(Raw records)
******************************

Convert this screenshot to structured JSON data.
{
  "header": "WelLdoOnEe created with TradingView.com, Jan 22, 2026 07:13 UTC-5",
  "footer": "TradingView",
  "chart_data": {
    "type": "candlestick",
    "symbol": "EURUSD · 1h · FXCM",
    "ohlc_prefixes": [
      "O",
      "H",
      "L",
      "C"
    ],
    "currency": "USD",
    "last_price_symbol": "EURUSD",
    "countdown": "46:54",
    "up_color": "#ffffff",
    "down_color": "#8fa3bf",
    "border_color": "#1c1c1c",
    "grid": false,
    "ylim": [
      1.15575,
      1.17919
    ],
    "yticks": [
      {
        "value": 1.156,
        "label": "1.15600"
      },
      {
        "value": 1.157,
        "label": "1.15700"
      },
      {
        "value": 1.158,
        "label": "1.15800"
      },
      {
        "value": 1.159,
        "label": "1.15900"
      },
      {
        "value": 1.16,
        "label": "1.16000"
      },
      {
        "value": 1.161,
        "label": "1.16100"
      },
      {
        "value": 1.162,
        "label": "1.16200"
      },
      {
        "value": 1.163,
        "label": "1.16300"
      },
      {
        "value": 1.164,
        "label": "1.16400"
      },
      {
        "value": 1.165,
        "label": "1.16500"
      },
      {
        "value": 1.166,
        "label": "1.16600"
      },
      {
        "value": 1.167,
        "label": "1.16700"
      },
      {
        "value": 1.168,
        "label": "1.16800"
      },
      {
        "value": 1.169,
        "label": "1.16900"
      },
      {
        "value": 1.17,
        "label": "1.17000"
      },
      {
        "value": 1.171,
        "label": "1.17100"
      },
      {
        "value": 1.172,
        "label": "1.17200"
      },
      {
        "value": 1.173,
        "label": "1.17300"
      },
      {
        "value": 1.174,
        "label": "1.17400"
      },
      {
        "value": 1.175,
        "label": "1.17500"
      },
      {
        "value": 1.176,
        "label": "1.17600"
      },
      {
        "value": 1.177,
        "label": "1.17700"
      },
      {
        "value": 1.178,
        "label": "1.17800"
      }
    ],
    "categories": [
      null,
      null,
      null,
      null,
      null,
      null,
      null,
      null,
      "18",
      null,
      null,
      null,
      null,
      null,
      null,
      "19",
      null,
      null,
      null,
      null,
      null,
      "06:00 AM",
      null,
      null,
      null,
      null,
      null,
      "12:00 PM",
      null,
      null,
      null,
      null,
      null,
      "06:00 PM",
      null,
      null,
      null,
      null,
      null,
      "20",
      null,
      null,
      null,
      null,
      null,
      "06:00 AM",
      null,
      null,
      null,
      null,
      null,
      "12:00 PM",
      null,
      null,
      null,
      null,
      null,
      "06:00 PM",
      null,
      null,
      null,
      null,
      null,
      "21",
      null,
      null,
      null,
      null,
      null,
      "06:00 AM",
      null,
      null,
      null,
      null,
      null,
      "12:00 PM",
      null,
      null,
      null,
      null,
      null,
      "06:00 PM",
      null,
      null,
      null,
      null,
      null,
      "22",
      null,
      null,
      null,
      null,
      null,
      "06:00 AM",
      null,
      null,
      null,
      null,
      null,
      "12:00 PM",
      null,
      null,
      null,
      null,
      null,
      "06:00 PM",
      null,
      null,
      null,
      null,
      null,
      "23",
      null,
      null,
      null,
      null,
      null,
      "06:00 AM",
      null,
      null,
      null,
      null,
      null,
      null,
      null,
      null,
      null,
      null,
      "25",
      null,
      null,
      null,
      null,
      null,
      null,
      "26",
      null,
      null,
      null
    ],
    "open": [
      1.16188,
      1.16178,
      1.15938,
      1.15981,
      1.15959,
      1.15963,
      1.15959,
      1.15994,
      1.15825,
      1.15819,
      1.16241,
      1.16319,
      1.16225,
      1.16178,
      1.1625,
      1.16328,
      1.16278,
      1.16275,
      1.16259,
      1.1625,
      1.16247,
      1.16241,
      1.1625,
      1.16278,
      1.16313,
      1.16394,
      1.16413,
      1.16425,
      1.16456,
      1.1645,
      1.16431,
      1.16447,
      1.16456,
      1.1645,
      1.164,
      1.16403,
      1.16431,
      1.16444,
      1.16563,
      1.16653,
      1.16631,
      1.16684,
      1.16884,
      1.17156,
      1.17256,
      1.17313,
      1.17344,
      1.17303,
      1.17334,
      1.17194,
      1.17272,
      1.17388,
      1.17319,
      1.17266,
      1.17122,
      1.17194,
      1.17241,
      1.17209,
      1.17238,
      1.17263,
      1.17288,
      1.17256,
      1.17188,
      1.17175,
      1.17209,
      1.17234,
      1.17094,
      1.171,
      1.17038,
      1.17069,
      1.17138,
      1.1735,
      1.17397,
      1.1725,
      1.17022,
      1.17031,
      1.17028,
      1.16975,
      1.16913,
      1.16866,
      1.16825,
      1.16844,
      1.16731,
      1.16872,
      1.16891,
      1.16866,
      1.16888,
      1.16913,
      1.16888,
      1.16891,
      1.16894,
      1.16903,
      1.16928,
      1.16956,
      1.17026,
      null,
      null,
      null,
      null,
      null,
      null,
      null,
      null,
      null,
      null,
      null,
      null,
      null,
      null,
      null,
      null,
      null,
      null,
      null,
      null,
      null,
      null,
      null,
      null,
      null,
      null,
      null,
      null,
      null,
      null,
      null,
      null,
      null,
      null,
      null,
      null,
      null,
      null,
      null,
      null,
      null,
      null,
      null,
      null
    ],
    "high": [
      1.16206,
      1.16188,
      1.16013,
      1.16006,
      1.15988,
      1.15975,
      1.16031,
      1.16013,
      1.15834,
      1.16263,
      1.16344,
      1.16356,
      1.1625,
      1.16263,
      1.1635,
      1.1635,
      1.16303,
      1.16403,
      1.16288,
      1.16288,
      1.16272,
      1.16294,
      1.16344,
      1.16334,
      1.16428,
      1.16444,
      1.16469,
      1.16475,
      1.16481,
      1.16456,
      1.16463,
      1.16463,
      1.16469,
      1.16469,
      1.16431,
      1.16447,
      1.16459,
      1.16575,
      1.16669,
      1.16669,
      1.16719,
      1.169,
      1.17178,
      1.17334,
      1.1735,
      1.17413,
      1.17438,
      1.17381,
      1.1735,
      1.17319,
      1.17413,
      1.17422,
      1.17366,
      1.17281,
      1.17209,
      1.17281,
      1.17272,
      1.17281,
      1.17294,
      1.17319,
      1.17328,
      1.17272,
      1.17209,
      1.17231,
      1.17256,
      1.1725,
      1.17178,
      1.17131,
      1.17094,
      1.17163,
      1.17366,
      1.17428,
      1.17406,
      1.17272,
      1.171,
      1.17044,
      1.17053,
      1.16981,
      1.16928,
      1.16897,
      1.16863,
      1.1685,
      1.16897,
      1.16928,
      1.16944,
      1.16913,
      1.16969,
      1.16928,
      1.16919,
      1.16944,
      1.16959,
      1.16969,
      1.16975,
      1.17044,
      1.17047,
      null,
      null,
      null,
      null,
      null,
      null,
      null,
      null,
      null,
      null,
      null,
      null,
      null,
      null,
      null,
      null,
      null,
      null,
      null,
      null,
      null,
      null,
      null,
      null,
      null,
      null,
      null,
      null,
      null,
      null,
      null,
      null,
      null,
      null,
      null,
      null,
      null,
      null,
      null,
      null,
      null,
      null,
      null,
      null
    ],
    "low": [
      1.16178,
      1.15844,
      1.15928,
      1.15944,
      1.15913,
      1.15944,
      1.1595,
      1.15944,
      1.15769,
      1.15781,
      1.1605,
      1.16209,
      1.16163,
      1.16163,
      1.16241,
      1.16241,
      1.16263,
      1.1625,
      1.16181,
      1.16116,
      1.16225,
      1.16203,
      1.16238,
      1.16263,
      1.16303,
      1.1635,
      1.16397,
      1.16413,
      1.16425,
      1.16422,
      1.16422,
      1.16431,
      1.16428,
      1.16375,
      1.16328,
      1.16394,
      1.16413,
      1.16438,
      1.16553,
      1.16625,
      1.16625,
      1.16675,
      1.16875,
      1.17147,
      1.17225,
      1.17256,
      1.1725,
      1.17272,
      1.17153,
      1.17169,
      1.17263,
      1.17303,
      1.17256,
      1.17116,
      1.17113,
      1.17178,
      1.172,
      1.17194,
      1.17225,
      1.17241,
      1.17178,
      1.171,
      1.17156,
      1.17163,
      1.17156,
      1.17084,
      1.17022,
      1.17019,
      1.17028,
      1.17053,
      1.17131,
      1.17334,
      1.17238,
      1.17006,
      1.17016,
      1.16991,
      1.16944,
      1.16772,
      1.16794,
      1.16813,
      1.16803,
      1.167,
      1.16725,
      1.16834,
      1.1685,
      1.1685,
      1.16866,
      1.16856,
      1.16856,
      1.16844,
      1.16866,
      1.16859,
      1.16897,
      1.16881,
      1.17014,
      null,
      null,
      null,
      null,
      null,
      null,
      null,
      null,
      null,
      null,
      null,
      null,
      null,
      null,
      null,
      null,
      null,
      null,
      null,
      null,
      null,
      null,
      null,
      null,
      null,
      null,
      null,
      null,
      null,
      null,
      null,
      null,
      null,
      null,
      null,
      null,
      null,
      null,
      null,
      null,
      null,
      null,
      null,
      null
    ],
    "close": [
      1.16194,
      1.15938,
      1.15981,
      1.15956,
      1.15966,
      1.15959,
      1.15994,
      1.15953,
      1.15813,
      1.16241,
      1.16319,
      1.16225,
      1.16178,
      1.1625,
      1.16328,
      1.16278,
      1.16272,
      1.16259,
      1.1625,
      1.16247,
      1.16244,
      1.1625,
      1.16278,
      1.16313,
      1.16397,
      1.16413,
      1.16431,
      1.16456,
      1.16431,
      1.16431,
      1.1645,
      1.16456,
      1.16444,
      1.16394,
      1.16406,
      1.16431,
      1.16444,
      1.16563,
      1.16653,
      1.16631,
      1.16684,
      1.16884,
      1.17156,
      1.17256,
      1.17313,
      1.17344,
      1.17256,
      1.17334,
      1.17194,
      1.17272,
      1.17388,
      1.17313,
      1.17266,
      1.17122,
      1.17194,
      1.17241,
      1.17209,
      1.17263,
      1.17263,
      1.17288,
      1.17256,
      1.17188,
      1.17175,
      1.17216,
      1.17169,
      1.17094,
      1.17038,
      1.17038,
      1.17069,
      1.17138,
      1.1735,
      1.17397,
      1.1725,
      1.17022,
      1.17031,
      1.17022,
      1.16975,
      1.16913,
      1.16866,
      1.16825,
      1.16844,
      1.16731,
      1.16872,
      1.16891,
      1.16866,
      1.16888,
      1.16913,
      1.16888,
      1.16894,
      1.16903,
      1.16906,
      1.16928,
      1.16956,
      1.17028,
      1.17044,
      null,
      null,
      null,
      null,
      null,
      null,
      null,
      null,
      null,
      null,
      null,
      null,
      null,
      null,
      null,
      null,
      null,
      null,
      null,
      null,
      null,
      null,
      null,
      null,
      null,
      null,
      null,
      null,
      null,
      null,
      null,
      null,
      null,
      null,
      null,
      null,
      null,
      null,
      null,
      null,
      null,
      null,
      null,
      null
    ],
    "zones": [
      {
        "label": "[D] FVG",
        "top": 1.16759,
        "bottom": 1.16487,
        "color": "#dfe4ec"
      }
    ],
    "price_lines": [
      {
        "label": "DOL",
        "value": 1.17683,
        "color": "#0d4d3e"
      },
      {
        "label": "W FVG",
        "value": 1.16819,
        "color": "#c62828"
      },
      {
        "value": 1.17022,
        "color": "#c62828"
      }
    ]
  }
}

******************************

Every line in the data above that contains "TradingView" needs to be copied.

• **Task response**:
  "header": "WelLdoOnEe created with TradingView.com, Jan 22, 2026 07:13 UTC-5",
  "footer": "TradingView",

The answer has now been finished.